EXTRACT
>>>>
SEC Proposes Rule To Curtail “Pay To Play” Practices By Investment Advisers Seeking To Manage Money For State And Local Governments

Profession:Goodwin Procter LLP
 
FREE EXCERPT

Developments Of Note

SEC Proposes Rule To Curtail "Pay To Play" Practices

By Investment Advisers Seeking To Manage Money For State And Local

Governments

Treasury Submits Proposed Legislation For Various Elements of

Financial Regulatory Reform Program

Proposed Legislation On Consolidated Supervision And Regulation

Of Large, Interconnected Financial Firms

Proposed Legislation To Establish National Bank Supervisor;

Terminate Federal Thrift Charter

Proposed Legislation To Revise Certain Changes To Statutory

Framework For BHCs And Banks

Proposed Legislation Creating Office Of National Insurance

Proposed Legislation For Public Company Executive Compensation

Reform

Appeals Court Sends Fixed Index Annuity Rule Back to the

SEC

Other Item Of Note

Federal Banking Agencies Issue Final Revisions To Flood

Insurance Q&As

DEVELOPMENTS OF NOTE

SEC Proposes Rule To Curtail "Pay To Play" Practices

By Investment Advisers Seeking To Manage Money For State And Local

Governments

The SEC voted to propose a rule intended to curtail "pay to

play" practices where an investment adviser makes political

contributions or hidden payments to influence government officials

to select the adviser to manage money on behalf of public pension

plans, retirement plans and 529 plans. This summary is based on the

SEC press release announcing the proposed rule. A future edition of

the Alert will discuss the proposing release once it

becomes available.
<<<<
RECORD SET
>>>>
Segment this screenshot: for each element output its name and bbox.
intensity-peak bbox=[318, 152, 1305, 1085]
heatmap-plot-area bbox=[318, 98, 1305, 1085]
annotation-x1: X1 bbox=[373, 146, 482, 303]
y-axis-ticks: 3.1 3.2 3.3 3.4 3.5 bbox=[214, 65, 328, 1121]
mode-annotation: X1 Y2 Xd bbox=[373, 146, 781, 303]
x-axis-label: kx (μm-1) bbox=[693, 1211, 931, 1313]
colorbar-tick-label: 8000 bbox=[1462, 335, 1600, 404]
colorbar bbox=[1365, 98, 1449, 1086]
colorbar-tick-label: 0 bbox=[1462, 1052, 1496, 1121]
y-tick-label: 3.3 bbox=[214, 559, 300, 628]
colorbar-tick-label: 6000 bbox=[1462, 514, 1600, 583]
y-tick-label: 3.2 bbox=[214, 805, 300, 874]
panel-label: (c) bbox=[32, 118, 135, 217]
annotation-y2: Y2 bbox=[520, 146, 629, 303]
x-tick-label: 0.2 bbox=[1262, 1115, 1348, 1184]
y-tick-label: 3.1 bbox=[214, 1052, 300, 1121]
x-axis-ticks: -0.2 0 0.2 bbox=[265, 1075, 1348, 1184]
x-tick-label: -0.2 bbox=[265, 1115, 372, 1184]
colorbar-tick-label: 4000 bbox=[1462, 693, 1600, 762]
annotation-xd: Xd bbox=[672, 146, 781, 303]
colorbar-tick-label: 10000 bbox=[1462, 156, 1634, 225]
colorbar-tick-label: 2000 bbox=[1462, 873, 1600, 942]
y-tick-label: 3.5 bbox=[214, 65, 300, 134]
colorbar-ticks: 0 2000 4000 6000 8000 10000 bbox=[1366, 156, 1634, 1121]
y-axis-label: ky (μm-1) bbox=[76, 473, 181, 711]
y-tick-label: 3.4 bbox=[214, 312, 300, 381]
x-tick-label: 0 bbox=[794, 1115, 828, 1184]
<<<<
TASK
Rewrite everything in the SEC pay-to-play alert from "to select the" down to "becomes available.", changing "press release" to "public announcement".

SOLUTION TO THIS TASK
to select the adviser to manage money on behalf of public pension

plans, retirement plans and 529 plans. This summary is based on the

SEC public announcement announcing the proposed rule. A future edition of

the Alert will discuss the proposing release once it

becomes available.